# Exercise brief:
Each record below should be repeated precisely as written.

Dataset items
┏━━

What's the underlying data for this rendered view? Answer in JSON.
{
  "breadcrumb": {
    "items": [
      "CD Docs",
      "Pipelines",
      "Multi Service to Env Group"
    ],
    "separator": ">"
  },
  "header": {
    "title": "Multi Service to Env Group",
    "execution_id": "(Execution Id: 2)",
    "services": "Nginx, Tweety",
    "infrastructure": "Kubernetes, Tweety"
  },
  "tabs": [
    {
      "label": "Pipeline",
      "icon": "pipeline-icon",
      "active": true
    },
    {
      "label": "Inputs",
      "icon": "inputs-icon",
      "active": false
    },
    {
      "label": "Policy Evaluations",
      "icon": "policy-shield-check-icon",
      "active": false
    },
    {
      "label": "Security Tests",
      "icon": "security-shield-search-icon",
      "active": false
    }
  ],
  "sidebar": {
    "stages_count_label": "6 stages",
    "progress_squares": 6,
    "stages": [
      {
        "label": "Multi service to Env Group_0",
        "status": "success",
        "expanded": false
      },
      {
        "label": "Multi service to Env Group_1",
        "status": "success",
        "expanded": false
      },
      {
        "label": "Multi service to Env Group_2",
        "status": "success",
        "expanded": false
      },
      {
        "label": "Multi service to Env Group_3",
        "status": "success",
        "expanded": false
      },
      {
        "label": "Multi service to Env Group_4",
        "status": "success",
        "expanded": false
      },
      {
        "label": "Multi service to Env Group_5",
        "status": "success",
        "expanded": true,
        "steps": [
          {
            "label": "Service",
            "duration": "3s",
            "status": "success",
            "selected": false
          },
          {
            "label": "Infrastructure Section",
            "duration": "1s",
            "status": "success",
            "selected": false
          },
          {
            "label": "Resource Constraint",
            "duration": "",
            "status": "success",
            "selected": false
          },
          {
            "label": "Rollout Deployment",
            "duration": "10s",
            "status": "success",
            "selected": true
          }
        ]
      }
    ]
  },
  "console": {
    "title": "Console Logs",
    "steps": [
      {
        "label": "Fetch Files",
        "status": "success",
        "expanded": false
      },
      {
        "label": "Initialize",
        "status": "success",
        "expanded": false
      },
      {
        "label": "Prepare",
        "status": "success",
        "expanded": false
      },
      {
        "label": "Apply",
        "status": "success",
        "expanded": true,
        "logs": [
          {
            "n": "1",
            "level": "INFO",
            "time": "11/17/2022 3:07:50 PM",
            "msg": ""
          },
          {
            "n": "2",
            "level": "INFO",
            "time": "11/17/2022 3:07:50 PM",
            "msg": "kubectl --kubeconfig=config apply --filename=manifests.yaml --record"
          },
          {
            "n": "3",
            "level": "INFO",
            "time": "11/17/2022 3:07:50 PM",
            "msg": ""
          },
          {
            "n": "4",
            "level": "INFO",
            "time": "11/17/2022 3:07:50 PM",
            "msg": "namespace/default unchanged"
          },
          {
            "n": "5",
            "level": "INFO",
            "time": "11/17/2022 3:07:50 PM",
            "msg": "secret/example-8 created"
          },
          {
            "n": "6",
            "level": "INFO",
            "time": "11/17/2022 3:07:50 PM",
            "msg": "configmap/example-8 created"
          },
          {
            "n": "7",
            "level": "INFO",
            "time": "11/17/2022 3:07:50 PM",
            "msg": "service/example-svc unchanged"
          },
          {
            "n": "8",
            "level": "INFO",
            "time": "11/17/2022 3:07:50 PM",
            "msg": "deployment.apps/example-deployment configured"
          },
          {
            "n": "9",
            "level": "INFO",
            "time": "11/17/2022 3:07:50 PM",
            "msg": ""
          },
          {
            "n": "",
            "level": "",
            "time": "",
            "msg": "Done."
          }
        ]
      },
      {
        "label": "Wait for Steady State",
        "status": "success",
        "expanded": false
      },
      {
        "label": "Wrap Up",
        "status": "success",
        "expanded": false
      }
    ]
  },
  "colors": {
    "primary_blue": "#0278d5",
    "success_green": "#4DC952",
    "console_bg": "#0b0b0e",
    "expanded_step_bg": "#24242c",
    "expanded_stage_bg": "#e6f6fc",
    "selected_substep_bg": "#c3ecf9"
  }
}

┗━━

# Output below:
What's the underlying data for this rendered view? Answer in JSON.
{
  "breadcrumb": {
    "items": [
      "CD Docs",
      "Pipelines",
      "Multi Service to Env Group"
    ],
    "separator": ">"
  },
  "header": {
    "title": "Multi Service to Env Group",
    "execution_id": "(Execution Id: 2)",
    "services": "Nginx, Tweety",
    "infrastructure": "Kubernetes, Tweety"
  },
  "tabs": [
    {
      "label": "Pipeline",
      "icon": "pipeline-icon",
      "active": true
    },
    {
      "label": "Inputs",
      "icon": "inputs-icon",
      "active": false
    },
    {
      "label": "Policy Evaluations",
      "icon": "policy-shield-check-icon",
      "active": false
    },
    {
      "label": "Security Tests",
      "icon": "security-shield-search-icon",
      "active": false
    }
  ],
  "sidebar": {
    "stages_count_label": "6 stages",
    "progress_squares": 6,
    "stages": [
      {
        "label": "Multi service to Env Group_0",
        "status": "success",
        "expanded": false
      },
      {
        "label": "Multi service to Env Group_1",
        "status": "success",
        "expanded": false
      },
      {
        "label": "Multi service to Env Group_2",
        "status": "success",
        "expanded": false
      },
      {
        "label": "Multi service to Env Group_3",
        "status": "success",
        "expanded": false
      },
      {
        "label": "Multi service to Env Group_4",
        "status": "success",
        "expanded": false
      },
      {
        "label": "Multi service to Env Group_5",
        "status": "success",
        "expanded": true,
        "steps": [
          {
            "label": "Service",
            "duration": "3s",
            "status": "success",
            "selected": false
          },
          {
            "label": "Infrastructure Section",
            "duration": "1s",
            "status": "success",
            "selected": false
          },
          {
            "label": "Resource Constraint",
            "duration": "",
            "status": "success",
            "selected": false
          },
          {
            "label": "Rollout Deployment",
            "duration": "10s",
            "status": "success",
            "selected": true
          }
        ]
      }
    ]
  },
  "console": {
    "title": "Console Logs",
    "steps": [
      {
        "label": "Fetch Files",
        "status": "success",
        "expanded": false
      },
      {
        "label": "Initialize",
        "status": "success",
        "expanded": false
      },
      {
        "label": "Prepare",
        "status": "success",
        "expanded": false
      },
      {
        "label": "Apply",
        "status": "success",
        "expanded": true,
        "logs": [
          {
            "n": "1",
            "level": "INFO",
            "time": "11/17/2022 3:07:50 PM",
            "msg": ""
          },
          {
            "n": "2",
            "level": "INFO",
            "time": "11/17/2022 3:07:50 PM",
            "msg": "kubectl --kubeconfig=config apply --filename=manifests.yaml --record"
          },
          {
            "n": "3",
            "level": "INFO",
            "time": "11/17/2022 3:07:50 PM",
            "msg": ""
          },
          {
            "n": "4",
            "level": "INFO",
            "time": "11/17/2022 3:07:50 PM",
            "msg": "namespace/default unchanged"
          },
          {
            "n": "5",
            "level": "INFO",
            "time": "11/17/2022 3:07:50 PM",
            "msg": "secret/example-8 created"
          },
          {
            "n": "6",
            "level": "INFO",
            "time": "11/17/2022 3:07:50 PM",
            "msg": "configmap/example-8 created"
          },
          {
            "n": "7",
            "level": "INFO",
            "time": "11/17/2022 3:07:50 PM",
            "msg": "service/example-svc unchanged"
          },
          {
            "n": "8",
            "level": "INFO",
            "time": "11/17/2022 3:07:50 PM",
            "msg": "deployment.apps/example-deployment configured"
          },
          {
            "n": "9",
            "level": "INFO",
            "time": "11/17/2022 3:07:50 PM",
            "msg": ""
          },
          {
            "n": "",
            "level": "",
            "time": "",
            "msg": "Done."
          }
        ]
      },
      {
        "label": "Wait for Steady State",
        "status": "success",
        "expanded": false
      },
      {
        "label": "Wrap Up",
        "status": "success",
        "expanded": false
      }
    ]
  },
  "colors": {
    "primary_blue": "#0278d5",
    "success_green": "#4DC952",
    "console_bg": "#0b0b0e",
    "expanded_step_bg": "#24242c",
    "expanded_stage_bg": "#e6f6fc",
    "selected_substep_bg": "#c3ecf9"
  }
}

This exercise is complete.